● **STATED PROBLEM**
Retype all of the rows below character for character, in the order they appear.
○ ○ ○ ○ ○ ○ ○
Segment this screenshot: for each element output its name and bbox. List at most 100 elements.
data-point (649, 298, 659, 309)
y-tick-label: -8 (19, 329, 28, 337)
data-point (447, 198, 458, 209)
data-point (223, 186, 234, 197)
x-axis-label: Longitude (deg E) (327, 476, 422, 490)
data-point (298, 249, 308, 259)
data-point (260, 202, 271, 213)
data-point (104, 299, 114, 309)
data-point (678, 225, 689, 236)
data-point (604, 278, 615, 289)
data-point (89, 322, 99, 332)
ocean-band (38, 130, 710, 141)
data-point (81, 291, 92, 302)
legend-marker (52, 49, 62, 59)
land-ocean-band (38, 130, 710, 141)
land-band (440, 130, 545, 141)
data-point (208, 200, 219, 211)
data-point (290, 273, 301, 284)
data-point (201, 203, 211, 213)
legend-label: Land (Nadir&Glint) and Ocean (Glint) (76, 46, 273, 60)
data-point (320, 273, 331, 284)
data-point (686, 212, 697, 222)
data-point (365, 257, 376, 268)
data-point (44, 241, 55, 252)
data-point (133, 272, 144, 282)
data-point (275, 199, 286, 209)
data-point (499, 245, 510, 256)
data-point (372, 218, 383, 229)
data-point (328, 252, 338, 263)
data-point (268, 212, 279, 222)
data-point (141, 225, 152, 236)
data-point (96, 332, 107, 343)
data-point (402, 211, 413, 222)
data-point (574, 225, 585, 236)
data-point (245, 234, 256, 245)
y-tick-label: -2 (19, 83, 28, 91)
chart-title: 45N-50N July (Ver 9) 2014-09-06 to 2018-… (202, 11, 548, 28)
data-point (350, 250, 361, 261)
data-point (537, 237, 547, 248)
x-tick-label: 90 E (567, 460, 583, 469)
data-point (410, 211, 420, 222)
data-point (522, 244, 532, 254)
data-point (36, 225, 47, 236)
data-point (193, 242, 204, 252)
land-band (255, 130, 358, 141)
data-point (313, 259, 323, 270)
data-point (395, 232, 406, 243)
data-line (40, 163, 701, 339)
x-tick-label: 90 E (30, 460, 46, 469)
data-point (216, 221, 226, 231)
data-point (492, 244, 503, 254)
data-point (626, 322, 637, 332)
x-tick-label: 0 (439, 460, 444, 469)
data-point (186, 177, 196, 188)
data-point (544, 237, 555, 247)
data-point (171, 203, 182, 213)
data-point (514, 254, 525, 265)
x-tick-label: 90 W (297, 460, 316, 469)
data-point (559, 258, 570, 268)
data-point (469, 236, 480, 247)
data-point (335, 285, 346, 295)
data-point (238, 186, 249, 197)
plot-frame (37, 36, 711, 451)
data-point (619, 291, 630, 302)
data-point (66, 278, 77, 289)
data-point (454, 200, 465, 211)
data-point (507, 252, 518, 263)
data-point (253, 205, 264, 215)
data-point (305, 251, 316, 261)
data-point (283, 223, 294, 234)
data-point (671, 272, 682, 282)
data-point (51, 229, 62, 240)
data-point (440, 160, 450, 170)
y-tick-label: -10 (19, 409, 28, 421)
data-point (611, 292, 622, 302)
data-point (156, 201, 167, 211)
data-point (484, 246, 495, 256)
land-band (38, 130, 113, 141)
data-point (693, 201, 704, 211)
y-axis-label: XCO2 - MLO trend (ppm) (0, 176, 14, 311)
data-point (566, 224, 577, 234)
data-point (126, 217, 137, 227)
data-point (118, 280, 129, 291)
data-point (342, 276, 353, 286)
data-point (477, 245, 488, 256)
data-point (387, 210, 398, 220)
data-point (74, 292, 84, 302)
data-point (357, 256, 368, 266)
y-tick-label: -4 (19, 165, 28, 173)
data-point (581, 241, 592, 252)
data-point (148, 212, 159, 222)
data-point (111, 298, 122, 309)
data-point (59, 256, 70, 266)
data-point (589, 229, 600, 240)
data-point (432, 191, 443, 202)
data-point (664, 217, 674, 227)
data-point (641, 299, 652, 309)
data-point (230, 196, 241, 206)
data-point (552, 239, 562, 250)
○ ○ ○ ○ ○ ○ ○
● **RESULT**
Segment this screenshot: for each element output its name and bbox. List at most 100 elements.
data-point (649, 298, 659, 309)
y-tick-label: -8 (19, 329, 28, 337)
data-point (447, 198, 458, 209)
data-point (223, 186, 234, 197)
x-axis-label: Longitude (deg E) (327, 476, 422, 490)
data-point (298, 249, 308, 259)
data-point (260, 202, 271, 213)
data-point (104, 299, 114, 309)
data-point (678, 225, 689, 236)
data-point (604, 278, 615, 289)
data-point (89, 322, 99, 332)
ocean-band (38, 130, 710, 141)
data-point (81, 291, 92, 302)
legend-marker (52, 49, 62, 59)
land-ocean-band (38, 130, 710, 141)
land-band (440, 130, 545, 141)
data-point (208, 200, 219, 211)
data-point (290, 273, 301, 284)
data-point (201, 203, 211, 213)
legend-label: Land (Nadir&Glint) and Ocean (Glint) (76, 46, 273, 60)
data-point (320, 273, 331, 284)
data-point (686, 212, 697, 222)
data-point (365, 257, 376, 268)
data-point (44, 241, 55, 252)
data-point (133, 272, 144, 282)
data-point (275, 199, 286, 209)
data-point (499, 245, 510, 256)
data-point (372, 218, 383, 229)
data-point (328, 252, 338, 263)
data-point (268, 212, 279, 222)
data-point (141, 225, 152, 236)
data-point (96, 332, 107, 343)
data-point (402, 211, 413, 222)
data-point (574, 225, 585, 236)
data-point (245, 234, 256, 245)
y-tick-label: -2 (19, 83, 28, 91)
chart-title: 45N-50N July (Ver 9) 2014-09-06 to 2018-… (202, 11, 548, 28)
data-point (350, 250, 361, 261)
data-point (537, 237, 547, 248)
x-tick-label: 90 E (567, 460, 583, 469)
data-point (410, 211, 420, 222)
data-point (522, 244, 532, 254)
data-point (36, 225, 47, 236)
data-point (193, 242, 204, 252)
land-band (255, 130, 358, 141)
data-point (313, 259, 323, 270)
data-point (395, 232, 406, 243)
data-line (40, 163, 701, 339)
x-tick-label: 90 E (30, 460, 46, 469)
data-point (216, 221, 226, 231)
data-point (492, 244, 503, 254)
data-point (626, 322, 637, 332)
x-tick-label: 0 (439, 460, 444, 469)
data-point (186, 177, 196, 188)
data-point (544, 237, 555, 247)
data-point (171, 203, 182, 213)
data-point (514, 254, 525, 265)
x-tick-label: 90 W (297, 460, 316, 469)
data-point (559, 258, 570, 268)
data-point (469, 236, 480, 247)
data-point (335, 285, 346, 295)
data-point (238, 186, 249, 197)
plot-frame (37, 36, 711, 451)
data-point (619, 291, 630, 302)
data-point (66, 278, 77, 289)
data-point (454, 200, 465, 211)
data-point (507, 252, 518, 263)
data-point (253, 205, 264, 215)
data-point (305, 251, 316, 261)
data-point (283, 223, 294, 234)
data-point (671, 272, 682, 282)
data-point (51, 229, 62, 240)
data-point (440, 160, 450, 170)
y-tick-label: -10 (19, 409, 28, 421)
data-point (611, 292, 622, 302)
data-point (156, 201, 167, 211)
data-point (484, 246, 495, 256)
land-band (38, 130, 113, 141)
data-point (693, 201, 704, 211)
y-axis-label: XCO2 - MLO trend (ppm) (0, 176, 14, 311)
data-point (566, 224, 577, 234)
data-point (126, 217, 137, 227)
data-point (118, 280, 129, 291)
data-point (342, 276, 353, 286)
data-point (477, 245, 488, 256)
data-point (387, 210, 398, 220)
data-point (74, 292, 84, 302)
data-point (357, 256, 368, 266)
y-tick-label: -4 (19, 165, 28, 173)
data-point (581, 241, 592, 252)
data-point (148, 212, 159, 222)
data-point (111, 298, 122, 309)
data-point (59, 256, 70, 266)
data-point (589, 229, 600, 240)
data-point (432, 191, 443, 202)
data-point (664, 217, 674, 227)
data-point (641, 299, 652, 309)
data-point (230, 196, 241, 206)
data-point (552, 239, 562, 250)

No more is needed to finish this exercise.